(Records contained in a dataset)
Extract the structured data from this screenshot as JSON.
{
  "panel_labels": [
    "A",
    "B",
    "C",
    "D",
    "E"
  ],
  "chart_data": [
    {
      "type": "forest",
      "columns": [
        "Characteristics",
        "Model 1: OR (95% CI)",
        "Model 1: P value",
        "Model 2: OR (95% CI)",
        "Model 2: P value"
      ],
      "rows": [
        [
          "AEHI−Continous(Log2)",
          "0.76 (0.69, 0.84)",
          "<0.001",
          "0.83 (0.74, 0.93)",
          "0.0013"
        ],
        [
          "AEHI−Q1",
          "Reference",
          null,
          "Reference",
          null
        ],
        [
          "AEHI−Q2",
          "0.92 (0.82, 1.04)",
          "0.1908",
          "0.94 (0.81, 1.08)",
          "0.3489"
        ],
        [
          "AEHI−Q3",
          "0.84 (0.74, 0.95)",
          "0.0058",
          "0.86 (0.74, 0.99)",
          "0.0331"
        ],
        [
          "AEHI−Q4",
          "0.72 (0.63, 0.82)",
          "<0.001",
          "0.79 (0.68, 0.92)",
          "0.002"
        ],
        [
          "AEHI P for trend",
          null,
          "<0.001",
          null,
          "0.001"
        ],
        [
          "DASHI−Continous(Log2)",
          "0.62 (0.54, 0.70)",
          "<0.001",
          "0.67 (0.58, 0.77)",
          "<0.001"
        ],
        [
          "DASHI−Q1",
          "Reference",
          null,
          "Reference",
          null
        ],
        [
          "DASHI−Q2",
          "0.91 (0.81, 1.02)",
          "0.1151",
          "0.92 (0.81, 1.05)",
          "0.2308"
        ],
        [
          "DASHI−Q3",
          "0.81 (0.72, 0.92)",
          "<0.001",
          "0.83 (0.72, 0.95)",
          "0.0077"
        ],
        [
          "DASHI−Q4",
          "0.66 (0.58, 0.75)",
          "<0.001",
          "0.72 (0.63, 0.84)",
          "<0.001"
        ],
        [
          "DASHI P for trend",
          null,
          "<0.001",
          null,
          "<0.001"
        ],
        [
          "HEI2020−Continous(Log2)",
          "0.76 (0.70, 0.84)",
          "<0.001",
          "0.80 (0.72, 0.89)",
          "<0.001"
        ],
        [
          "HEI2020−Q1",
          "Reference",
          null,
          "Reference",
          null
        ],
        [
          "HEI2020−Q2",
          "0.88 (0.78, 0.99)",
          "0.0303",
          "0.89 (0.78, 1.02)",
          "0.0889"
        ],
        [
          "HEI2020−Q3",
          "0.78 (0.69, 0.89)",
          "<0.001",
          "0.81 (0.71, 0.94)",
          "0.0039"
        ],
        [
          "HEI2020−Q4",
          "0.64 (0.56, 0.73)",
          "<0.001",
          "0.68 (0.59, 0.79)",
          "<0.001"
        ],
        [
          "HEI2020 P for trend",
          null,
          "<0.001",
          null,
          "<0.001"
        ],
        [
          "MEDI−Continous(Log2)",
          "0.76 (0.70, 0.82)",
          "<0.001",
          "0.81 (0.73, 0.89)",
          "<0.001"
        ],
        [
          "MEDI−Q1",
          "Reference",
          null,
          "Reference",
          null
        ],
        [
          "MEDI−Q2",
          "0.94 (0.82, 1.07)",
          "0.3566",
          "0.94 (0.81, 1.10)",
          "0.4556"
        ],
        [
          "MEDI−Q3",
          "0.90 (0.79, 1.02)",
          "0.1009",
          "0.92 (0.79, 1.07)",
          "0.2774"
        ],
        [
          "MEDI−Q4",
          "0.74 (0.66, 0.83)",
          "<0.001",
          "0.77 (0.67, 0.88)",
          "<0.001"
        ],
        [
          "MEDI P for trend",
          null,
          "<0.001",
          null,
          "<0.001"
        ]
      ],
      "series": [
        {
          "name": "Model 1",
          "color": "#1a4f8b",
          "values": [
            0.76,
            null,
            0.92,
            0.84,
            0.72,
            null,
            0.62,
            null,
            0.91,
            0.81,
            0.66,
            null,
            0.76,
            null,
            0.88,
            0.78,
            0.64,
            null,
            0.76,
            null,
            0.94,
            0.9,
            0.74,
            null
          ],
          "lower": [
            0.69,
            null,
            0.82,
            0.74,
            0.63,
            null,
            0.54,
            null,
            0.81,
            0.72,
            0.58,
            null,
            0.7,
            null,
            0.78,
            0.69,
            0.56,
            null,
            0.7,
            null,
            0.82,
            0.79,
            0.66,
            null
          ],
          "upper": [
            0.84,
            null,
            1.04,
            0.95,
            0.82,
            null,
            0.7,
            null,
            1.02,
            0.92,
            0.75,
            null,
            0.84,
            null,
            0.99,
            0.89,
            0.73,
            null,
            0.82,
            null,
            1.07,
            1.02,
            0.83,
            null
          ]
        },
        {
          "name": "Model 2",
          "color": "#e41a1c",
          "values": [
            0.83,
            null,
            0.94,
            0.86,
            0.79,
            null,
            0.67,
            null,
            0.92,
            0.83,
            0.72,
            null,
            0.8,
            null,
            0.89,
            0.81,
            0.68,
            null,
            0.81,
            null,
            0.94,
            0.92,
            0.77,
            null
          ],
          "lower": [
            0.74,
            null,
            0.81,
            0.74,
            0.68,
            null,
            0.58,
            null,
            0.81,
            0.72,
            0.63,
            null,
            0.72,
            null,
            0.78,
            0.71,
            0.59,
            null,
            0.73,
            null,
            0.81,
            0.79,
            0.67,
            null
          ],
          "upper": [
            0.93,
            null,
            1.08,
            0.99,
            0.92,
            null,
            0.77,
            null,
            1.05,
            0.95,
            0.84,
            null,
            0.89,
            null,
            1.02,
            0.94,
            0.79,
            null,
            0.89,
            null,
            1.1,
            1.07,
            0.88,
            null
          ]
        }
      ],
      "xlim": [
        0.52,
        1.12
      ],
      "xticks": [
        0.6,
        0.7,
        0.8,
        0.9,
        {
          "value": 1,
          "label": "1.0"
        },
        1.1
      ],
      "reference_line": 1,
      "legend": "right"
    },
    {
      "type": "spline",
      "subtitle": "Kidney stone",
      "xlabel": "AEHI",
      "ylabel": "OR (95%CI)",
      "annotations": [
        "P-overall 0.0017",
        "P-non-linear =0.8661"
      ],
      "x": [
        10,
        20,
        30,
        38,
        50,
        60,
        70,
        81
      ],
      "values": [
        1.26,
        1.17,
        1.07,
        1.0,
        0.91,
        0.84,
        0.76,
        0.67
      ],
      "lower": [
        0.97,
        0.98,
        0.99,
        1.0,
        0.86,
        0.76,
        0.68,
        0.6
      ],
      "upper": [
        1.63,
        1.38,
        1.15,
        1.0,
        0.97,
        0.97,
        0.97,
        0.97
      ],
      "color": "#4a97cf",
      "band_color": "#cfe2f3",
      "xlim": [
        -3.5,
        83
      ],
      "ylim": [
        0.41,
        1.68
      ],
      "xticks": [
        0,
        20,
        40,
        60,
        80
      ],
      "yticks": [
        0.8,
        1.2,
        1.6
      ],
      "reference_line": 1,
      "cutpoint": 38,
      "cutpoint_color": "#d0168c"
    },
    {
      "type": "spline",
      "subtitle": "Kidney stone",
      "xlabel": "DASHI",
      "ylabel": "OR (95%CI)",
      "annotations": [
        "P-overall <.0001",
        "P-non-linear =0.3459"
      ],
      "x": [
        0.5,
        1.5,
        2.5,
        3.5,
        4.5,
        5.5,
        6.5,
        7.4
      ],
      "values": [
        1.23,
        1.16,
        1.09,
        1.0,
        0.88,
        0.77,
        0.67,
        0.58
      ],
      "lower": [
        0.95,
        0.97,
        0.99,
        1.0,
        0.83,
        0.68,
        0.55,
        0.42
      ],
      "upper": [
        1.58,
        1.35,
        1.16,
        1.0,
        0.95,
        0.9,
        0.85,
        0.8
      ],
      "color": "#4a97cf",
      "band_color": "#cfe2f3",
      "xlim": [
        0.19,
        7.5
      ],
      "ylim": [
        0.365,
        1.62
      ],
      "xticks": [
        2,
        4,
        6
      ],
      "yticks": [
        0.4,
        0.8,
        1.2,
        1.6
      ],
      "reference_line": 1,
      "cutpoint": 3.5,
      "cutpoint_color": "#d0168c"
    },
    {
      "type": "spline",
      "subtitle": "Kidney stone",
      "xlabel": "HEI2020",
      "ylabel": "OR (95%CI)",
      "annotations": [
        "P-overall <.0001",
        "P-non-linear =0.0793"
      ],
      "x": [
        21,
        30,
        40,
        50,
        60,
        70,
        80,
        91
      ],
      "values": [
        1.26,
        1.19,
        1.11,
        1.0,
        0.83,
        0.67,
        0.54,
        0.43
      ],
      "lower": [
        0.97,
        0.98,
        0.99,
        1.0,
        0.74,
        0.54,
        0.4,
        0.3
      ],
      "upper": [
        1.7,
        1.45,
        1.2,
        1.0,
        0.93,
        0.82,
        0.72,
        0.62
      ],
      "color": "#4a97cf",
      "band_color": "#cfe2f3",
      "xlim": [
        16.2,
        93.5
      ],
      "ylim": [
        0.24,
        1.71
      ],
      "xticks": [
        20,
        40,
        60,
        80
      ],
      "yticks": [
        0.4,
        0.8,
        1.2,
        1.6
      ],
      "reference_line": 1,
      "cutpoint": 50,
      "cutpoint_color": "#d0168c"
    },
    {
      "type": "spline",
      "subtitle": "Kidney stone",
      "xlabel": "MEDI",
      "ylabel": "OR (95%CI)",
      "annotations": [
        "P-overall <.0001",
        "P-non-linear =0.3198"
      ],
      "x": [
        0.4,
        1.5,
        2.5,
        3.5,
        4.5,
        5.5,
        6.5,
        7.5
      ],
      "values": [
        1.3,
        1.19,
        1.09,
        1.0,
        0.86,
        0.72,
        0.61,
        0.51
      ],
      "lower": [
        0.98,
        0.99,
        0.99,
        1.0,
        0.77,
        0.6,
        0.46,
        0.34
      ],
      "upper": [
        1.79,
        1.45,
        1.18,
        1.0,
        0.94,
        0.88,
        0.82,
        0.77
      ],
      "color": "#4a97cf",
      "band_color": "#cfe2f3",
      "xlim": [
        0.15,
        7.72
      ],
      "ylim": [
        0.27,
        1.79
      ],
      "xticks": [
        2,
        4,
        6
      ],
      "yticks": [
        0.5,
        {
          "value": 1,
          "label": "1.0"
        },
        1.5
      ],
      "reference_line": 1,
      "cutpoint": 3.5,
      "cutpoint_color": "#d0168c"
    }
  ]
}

Instruction - All lines above containing the string "linear" are to be collected.

Result below -
        "P-non-linear =0.8661"
        "P-non-linear =0.3459"
        "P-non-linear =0.0793"
        "P-non-linear =0.3198"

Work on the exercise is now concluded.